-- START OF Record excerpts --

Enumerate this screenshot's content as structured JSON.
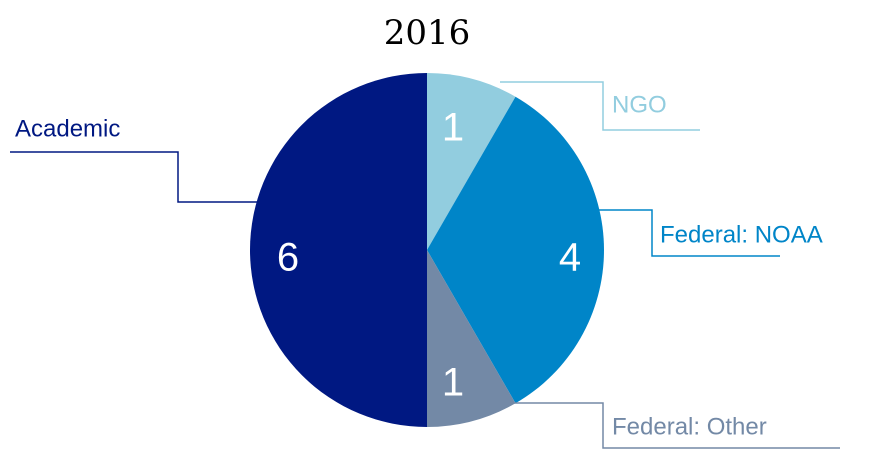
{
  "chart_data": {
    "type": "pie",
    "title": "2016",
    "categories": [
      "NGO",
      "Federal: NOAA",
      "Federal: Other",
      "Academic"
    ],
    "values": [
      1,
      4,
      1,
      6
    ],
    "colors": [
      "#92cddf",
      "#0085c8",
      "#7389a6",
      "#001882"
    ]
  }
}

-- END OF Record excerpts --

Output the full set of records above without changing a word, and drop the images.

Enumerate this screenshot's content as structured JSON.
{
  "chart_data": {
    "type": "pie",
    "title": "2016",
    "categories": [
      "NGO",
      "Federal: NOAA",
      "Federal: Other",
      "Academic"
    ],
    "values": [
      1,
      4,
      1,
      6
    ],
    "colors": [
      "#92cddf",
      "#0085c8",
      "#7389a6",
      "#001882"
    ]
  }
}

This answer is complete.